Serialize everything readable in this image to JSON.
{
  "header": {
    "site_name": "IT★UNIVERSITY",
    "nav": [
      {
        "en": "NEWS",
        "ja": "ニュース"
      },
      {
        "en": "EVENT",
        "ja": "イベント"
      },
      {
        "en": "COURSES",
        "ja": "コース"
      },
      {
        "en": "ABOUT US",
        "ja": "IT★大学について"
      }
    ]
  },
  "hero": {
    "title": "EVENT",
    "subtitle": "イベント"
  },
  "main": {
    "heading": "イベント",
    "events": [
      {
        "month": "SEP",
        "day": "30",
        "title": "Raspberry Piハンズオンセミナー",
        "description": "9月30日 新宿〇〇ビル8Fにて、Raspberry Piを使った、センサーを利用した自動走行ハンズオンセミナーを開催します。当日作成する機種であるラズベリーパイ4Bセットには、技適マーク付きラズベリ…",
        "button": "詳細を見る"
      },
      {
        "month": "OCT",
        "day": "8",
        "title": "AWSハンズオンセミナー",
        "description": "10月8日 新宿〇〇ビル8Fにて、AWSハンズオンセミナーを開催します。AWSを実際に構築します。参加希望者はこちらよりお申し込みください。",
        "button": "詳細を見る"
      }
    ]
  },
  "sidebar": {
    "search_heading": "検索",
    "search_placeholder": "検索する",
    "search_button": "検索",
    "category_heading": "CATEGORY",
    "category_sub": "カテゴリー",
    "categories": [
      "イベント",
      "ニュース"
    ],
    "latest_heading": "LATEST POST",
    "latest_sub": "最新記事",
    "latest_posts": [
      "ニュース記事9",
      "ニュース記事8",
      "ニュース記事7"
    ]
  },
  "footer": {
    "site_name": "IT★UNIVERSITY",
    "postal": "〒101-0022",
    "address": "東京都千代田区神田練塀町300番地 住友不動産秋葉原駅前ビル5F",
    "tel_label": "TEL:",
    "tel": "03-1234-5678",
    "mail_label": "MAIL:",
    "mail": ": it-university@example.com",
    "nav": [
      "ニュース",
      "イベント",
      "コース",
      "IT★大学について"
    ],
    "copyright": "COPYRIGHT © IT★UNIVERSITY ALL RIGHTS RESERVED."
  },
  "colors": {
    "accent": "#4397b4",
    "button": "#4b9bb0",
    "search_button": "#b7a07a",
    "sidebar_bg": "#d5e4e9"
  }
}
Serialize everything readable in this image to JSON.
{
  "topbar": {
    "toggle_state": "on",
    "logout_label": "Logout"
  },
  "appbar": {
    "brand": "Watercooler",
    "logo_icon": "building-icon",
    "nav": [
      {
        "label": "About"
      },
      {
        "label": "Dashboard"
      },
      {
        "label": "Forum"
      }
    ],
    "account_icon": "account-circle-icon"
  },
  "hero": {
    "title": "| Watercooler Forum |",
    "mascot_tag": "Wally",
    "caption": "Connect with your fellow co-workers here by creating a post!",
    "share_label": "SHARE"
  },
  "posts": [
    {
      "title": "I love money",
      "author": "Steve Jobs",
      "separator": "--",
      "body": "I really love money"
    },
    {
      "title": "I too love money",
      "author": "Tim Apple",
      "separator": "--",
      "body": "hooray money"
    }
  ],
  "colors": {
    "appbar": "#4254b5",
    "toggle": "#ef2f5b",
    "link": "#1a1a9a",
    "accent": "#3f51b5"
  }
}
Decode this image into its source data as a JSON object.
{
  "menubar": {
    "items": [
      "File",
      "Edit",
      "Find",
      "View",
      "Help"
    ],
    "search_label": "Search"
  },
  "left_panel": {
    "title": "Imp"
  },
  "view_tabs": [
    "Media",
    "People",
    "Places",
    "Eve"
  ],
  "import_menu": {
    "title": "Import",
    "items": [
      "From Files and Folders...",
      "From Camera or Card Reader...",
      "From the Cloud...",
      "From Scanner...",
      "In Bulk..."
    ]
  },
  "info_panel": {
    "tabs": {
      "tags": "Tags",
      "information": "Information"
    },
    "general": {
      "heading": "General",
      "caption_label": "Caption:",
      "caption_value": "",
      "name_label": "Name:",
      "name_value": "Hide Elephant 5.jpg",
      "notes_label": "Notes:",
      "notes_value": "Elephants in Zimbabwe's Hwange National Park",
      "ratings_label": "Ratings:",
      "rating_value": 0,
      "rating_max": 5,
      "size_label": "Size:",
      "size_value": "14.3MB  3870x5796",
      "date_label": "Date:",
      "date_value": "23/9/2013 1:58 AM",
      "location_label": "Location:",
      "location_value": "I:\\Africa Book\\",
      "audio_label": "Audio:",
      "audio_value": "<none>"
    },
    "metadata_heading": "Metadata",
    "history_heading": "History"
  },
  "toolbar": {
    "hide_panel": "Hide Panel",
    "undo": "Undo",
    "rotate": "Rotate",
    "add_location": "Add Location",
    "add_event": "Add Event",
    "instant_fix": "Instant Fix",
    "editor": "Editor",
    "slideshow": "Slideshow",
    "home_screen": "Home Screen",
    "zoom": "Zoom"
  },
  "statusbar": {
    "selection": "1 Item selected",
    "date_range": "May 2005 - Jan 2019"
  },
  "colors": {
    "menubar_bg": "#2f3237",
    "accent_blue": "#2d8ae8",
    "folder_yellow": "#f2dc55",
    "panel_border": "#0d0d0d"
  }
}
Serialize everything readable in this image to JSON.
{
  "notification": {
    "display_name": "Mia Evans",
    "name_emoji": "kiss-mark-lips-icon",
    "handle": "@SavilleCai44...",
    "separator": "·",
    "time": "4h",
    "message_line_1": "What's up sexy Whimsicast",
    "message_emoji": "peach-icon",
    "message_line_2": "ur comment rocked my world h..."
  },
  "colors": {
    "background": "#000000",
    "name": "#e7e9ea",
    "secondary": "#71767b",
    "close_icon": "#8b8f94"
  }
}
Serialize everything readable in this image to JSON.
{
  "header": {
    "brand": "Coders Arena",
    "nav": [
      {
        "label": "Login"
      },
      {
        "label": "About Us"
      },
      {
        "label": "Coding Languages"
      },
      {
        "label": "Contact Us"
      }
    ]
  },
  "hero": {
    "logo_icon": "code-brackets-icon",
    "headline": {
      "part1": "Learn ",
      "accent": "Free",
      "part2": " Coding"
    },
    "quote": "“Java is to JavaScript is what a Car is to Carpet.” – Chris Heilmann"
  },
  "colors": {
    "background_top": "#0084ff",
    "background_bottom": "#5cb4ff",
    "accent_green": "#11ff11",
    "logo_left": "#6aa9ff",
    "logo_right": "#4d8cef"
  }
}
——
Check every line of the listing for the string "money" and report how many lines have it, as a number alone.

● Response below
4